DATA PROVIDED -
# # # # # # #

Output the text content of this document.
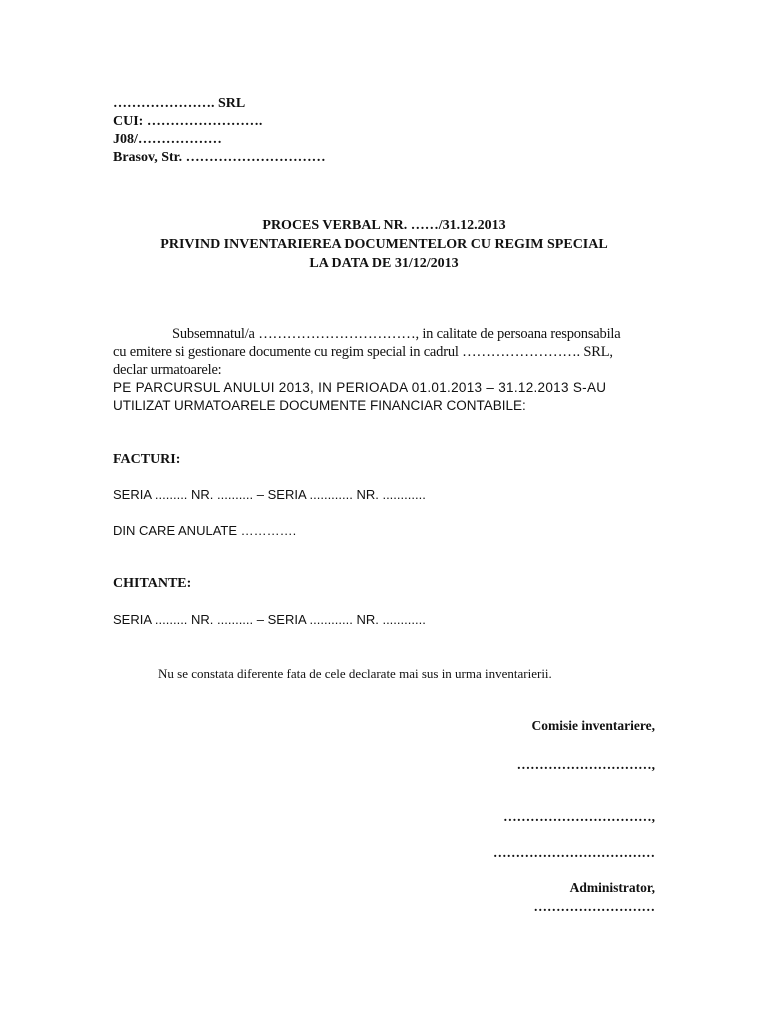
…………………. SRL
CUI: …………………….
J08/………………
Brasov, Str. …………………………
PROCES VERBAL NR. ……/31.12.2013
PRIVIND INVENTARIEREA DOCUMENTELOR CU REGIM SPECIAL
LA DATA DE 31/12/2013
Subsemnatul/a ……………………………, in calitate de persoana responsabila
cu emitere si gestionare documente cu regim special in cadrul ……………………. SRL,
declar urmatoarele:
PE PARCURSUL ANULUI 2013, IN PERIOADA 01.01.2013 – 31.12.2013 S-AU
UTILIZAT URMATOARELE DOCUMENTE FINANCIAR CONTABILE:
FACTURI:
SERIA ......... NR. .......... – SERIA ............ NR. ............
DIN CARE ANULATE ………….
CHITANTE:
SERIA ......... NR. .......... – SERIA ............ NR. ............
Nu se constata diferente fata de cele declarate mai sus in urma inventarierii.
Comisie inventariere,
…………………………,
……………………………,
………………………………
Administrator,
………………………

# # # # # # #

YOUR GOAL -
Every record above should be written out again without change, except that the pictures are left out.

FULL RESPONSE -
Output the text content of this document.
…………………. SRL
CUI: …………………….
J08/………………
Brasov, Str. …………………………
PROCES VERBAL NR. ……/31.12.2013
PRIVIND INVENTARIEREA DOCUMENTELOR CU REGIM SPECIAL
LA DATA DE 31/12/2013
Subsemnatul/a ……………………………, in calitate de persoana responsabila
cu emitere si gestionare documente cu regim special in cadrul ……………………. SRL,
declar urmatoarele:
PE PARCURSUL ANULUI 2013, IN PERIOADA 01.01.2013 – 31.12.2013 S-AU
UTILIZAT URMATOARELE DOCUMENTE FINANCIAR CONTABILE:
FACTURI:
SERIA ......... NR. .......... – SERIA ............ NR. ............
DIN CARE ANULATE ………….
CHITANTE:
SERIA ......... NR. .......... – SERIA ............ NR. ............
Nu se constata diferente fata de cele declarate mai sus in urma inventarierii.
Comisie inventariere,
…………………………,
……………………………,
………………………………
Administrator,
………………………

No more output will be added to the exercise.